*Requirement*
Assemble all lines in which the string "Ethernet" appears.

*Input rows*
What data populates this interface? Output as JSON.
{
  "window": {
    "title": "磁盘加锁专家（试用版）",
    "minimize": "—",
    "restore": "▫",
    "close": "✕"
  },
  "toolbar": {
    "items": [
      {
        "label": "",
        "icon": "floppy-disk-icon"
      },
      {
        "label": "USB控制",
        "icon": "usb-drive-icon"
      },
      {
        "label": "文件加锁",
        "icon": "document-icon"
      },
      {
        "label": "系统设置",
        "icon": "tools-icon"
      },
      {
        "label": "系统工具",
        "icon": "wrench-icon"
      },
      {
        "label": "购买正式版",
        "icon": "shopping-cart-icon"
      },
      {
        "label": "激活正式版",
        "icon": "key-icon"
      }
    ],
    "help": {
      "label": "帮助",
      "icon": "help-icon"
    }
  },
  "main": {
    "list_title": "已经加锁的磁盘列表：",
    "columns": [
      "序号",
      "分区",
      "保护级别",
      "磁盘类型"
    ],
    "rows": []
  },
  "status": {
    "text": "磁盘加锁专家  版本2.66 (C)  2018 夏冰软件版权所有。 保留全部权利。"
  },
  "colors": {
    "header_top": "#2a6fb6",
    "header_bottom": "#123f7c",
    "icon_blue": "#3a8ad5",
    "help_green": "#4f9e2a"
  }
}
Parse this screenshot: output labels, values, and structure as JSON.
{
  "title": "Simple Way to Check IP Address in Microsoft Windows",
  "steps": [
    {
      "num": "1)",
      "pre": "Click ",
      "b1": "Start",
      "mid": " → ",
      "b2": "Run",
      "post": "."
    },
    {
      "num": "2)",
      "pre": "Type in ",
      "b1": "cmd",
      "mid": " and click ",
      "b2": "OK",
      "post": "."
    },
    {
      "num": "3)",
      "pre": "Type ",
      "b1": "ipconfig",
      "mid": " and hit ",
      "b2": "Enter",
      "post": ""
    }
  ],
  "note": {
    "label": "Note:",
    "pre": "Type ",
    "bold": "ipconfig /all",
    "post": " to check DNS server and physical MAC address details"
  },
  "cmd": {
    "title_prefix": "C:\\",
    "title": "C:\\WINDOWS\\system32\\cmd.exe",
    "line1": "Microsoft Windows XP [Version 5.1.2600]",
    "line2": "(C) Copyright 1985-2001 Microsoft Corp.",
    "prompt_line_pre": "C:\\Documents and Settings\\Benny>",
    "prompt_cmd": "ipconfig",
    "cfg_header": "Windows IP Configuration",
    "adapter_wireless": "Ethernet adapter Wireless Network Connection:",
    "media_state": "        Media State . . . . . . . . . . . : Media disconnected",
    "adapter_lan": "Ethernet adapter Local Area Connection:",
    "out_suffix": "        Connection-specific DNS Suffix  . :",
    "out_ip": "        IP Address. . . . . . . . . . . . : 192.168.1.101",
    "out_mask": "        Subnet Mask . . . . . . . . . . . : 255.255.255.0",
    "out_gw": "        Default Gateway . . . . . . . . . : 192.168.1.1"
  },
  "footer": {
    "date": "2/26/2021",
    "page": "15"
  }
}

*Answer for this exercise*
    "adapter_wireless": "Ethernet adapter Wireless Network Connection:",
    "adapter_lan": "Ethernet adapter Local Area Connection:",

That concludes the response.